* [Excerpted passage]:
● ● ●
Okay I might be too harsh. I just don't really like untidy ideas or something (ocdc) arzhang2001 wrote: 2.You claim that every rational number greater than $4/t$ can be written as $\frac{a + b}{ab}$. This is obviously false. i going to prove it true.(i wrongly say fix $a+b$) $\frac{a+b}{ab}=\frac{t}{ab}=\frac{p}{q} \implies $$ ab=a(t-a)=\frac{p}{qt}$ which $p ,q$ arbitrary . you can choose $t$ which this quadratic equation have root. 1. arbitrary number? Must there exists one? I dont see any use or $r$ in the following arguments. 2. $ab = a(t - a) = \frac{p}{qt}$ does has a root, but not necessarily "rational" root. 3. I'm sorry for your ADHD. But instead of saying "easy solution" for an N6 problem, please just state I have an idea or something, if you thinj that would work but not sure about the gap things. It seems annoying for others.
● ● ●
[Element and region listings]
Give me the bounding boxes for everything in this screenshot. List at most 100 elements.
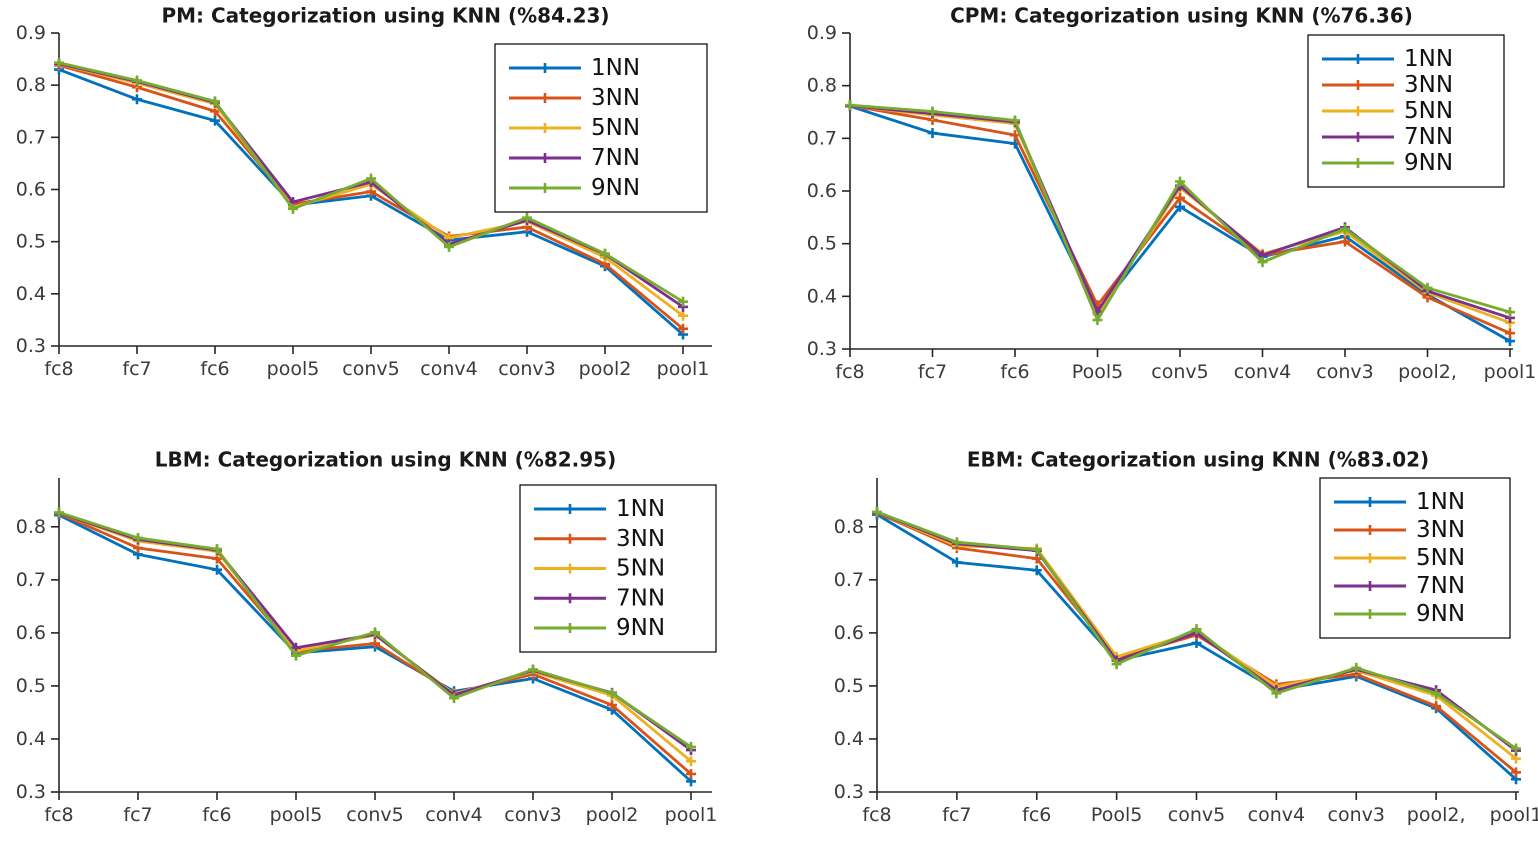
- marker-3NN-pool1: [678, 323, 688, 334]
- y-tick-label: 0.8: [16, 74, 46, 96]
- x-tick-label: conv3: [1316, 361, 1373, 383]
- legend-entry-3NN: 3NN: [509, 85, 640, 111]
- marker-9NN-conv4: [1271, 688, 1282, 699]
- legend-label: 9NN: [591, 175, 640, 201]
- chart-cpm: CPM: Categorization using KNN (%76.36) 0.…: [769, 0, 1538, 435]
- y-tick-label: 0.7: [807, 127, 837, 149]
- legend-label: 9NN: [1404, 150, 1453, 176]
- legend-marker-5NN: [565, 563, 575, 574]
- legend-marker-1NN: [1365, 497, 1375, 507]
- x-tick-label: fc6: [1000, 361, 1029, 383]
- chart-lbm: LBM: Categorization using KNN (%82.95) 0.…: [0, 440, 769, 845]
- x-tick-label: conv4: [1234, 361, 1291, 383]
- marker-9NN-conv3: [1340, 223, 1350, 234]
- chart-title: CPM: Categorization using KNN (%76.36): [950, 4, 1413, 28]
- y-tick-label: 0.5: [834, 675, 864, 697]
- x-tick-label: Pool5: [1072, 361, 1123, 383]
- y-tick-label: 0.5: [16, 231, 46, 253]
- marker-3NN-pool1: [686, 768, 696, 779]
- marker-9NN-fc6: [210, 96, 220, 107]
- x-tick-label: pool1: [1490, 804, 1538, 826]
- legend-entry-5NN: 5NN: [1322, 98, 1453, 124]
- x-tick-label: fc6: [200, 358, 229, 380]
- marker-1NN-fc7: [132, 94, 142, 105]
- x-tick-label: conv4: [1248, 804, 1305, 826]
- marker-9NN-fc6: [1031, 544, 1042, 555]
- legend-label: 5NN: [1404, 98, 1453, 124]
- marker-9NN-Pool5: [1111, 659, 1122, 670]
- legend-entry-9NN: 9NN: [534, 615, 665, 641]
- legend-label: 9NN: [616, 615, 665, 641]
- legend-entry-5NN: 5NN: [509, 115, 640, 141]
- legend-label: 7NN: [591, 145, 640, 171]
- y-tick-label: 0.8: [16, 516, 46, 538]
- y-tick-label: 0.7: [16, 569, 46, 591]
- legend-label: 7NN: [1404, 124, 1453, 150]
- y-tick-label: 0.8: [807, 75, 837, 97]
- y-tick-label: 0.3: [16, 335, 46, 357]
- legend-entry-1NN: 1NN: [534, 496, 665, 522]
- marker-1NN-fc7: [951, 557, 962, 568]
- chart-pm: PM: Categorization using KNN (%84.23) 0.9…: [0, 0, 769, 435]
- marker-1NN-fc6: [210, 115, 220, 126]
- marker-9NN-pool2: [607, 688, 617, 699]
- x-tick-label: fc6: [1022, 804, 1051, 826]
- marker-9NN-conv4: [449, 693, 459, 704]
- x-tick-label: fc8: [44, 804, 73, 826]
- marker-3NN-pool1: [1505, 328, 1515, 339]
- legend-entry-3NN: 3NN: [1334, 517, 1465, 543]
- legend-label: 3NN: [1416, 517, 1465, 543]
- legend-label: 3NN: [1404, 72, 1453, 98]
- legend-entry-7NN: 7NN: [534, 585, 665, 611]
- marker-9NN-conv3: [522, 212, 532, 223]
- chart-title: LBM: Categorization using KNN (%82.95): [155, 448, 616, 472]
- legend-marker-3NN: [1365, 525, 1375, 535]
- legend-marker-5NN: [1353, 106, 1363, 116]
- marker-1NN-fc7: [927, 128, 938, 139]
- legend-marker-3NN: [565, 533, 575, 544]
- marker-9NN-fc7: [927, 106, 938, 117]
- legend-entry-7NN: 7NN: [1334, 573, 1465, 599]
- legend-label: 7NN: [1416, 573, 1465, 599]
- series-9NN: [54, 57, 688, 307]
- x-tick-label: conv5: [342, 358, 399, 380]
- marker-5NN-pool1: [678, 310, 688, 321]
- marker-3NN-conv5: [370, 638, 380, 649]
- x-tick-label: conv5: [1168, 804, 1225, 826]
- legend-label: 5NN: [591, 115, 640, 141]
- x-tick-label: pool2: [586, 804, 639, 826]
- x-tick-label: pool1: [665, 804, 718, 826]
- x-tick-label: pool5: [270, 804, 323, 826]
- marker-9NN-conv4: [444, 241, 454, 252]
- legend-marker-5NN: [1365, 553, 1375, 563]
- marker-9NN-conv5: [1175, 176, 1185, 187]
- marker-9NN-conv5: [370, 627, 380, 638]
- chart-svg: EBM: Categorization using KNN (%83.02) 0.…: [834, 448, 1538, 827]
- marker-9NN-fc8: [845, 100, 855, 111]
- series-9NN: [845, 100, 1515, 326]
- x-tick-label: fc8: [44, 358, 73, 380]
- legend-entry-1NN: 1NN: [1322, 46, 1453, 72]
- marker-1NN-fc6: [1031, 565, 1042, 576]
- marker-9NN-pool2,: [1431, 688, 1442, 699]
- chart-ebm: EBM: Categorization using KNN (%83.02) 0.…: [769, 440, 1538, 845]
- legend-label: 1NN: [616, 496, 665, 522]
- x-tick-label: conv4: [420, 358, 477, 380]
- legend-marker-5NN: [540, 123, 550, 133]
- y-tick-label: 0.7: [834, 569, 864, 591]
- legend-marker-1NN: [1353, 54, 1363, 64]
- x-tick-label: fc7: [942, 804, 971, 826]
- legend-entry-5NN: 5NN: [1334, 545, 1465, 571]
- legend-label: 9NN: [1416, 601, 1465, 627]
- marker-9NN-conv5: [366, 173, 376, 184]
- y-tick-label: 0.4: [16, 728, 46, 750]
- legend-entry-9NN: 9NN: [509, 175, 640, 201]
- legend-entry-9NN: 9NN: [1322, 150, 1453, 176]
- marker-3NN-conv5: [1175, 192, 1185, 203]
- x-tick-label: conv3: [1328, 804, 1385, 826]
● ● ●
* [Challenge 1]: Rewrite the forum reply from "Okay I might" through "annoying for others.", inclusive, changing "quadratic equation" to "polynomial equation".
* [Challenge 2]: List every distinct single-letter variable that appears in the dollar-sign math notation of the forum reply.
* [Challenge 3]: Continue the forum reply from the point where it stops.
The listing above is not required for any of this work.

* [Task answer 1]:
Okay I might be too harsh. I just don't really like untidy ideas or something (ocdc) arzhang2001 wrote: 2.You claim that every rational number greater than $4/t$ can be written as $\frac{a + b}{ab}$. This is obviously false. i going to prove it true.(i wrongly say fix $a+b$) $\frac{a+b}{ab}=\frac{t}{ab}=\frac{p}{q} \implies $$ ab=a(t-a)=\frac{p}{qt}$ which $p ,q$ arbitrary . you can choose $t$ which this polynomial equation have root. 1. arbitrary number? Must there exists one? I dont see any use or $r$ in the following arguments. 2. $ab = a(t - a) = \frac{p}{qt}$ does has a root, but not necessarily "rational" root. 3. I'm sorry for your ADHD. But instead of saying "easy solution" for an N6 problem, please just state I have an idea or something, if you thinj that would work but not sure about the gap things. It seems annoying for others.

* [Task answer 2]: a, b, p, q, r, t

* [Task answer 3]:
Inconsistent wrote: It's trivial by bounding that $n = 1, 2$ fail. For $n = 3$, simply take for nonnegative integers $k$, $$(a_1, a_2, a_3) = \left(\frac{2}{((2+\sqrt{3})^k+(2-\sqrt{3})^k)^2+2}, \frac{((2+\sqrt{3})^k+(2-\sqrt{3})^k+\frac{(2+\sqrt{3})^k-(2-\sqrt{3})^k}{\sqrt{3}}) \cdot ((2+\sqrt{3})^k+(2-\sqrt{3})^k)}{2((2+\sqrt{3})^k+(2-\sqrt{3})^k)^2+4}, \frac{((2+\sqrt{3})^k+(2-\sqrt{3})^k-\frac{(2+\sqrt{3})^k-(2-\sqrt{3})^k}{\sqrt{3}})\cdot ((2+\sqrt{3})^k+(2-\sqrt{3})^k)}{2((2+\sqrt{3})^k+(2-\sqrt{3})^k)^2+4}\right)$$ The verification is left as an exercise for the reader. What is the exact motivation behind this? Just wanted to know out of interest.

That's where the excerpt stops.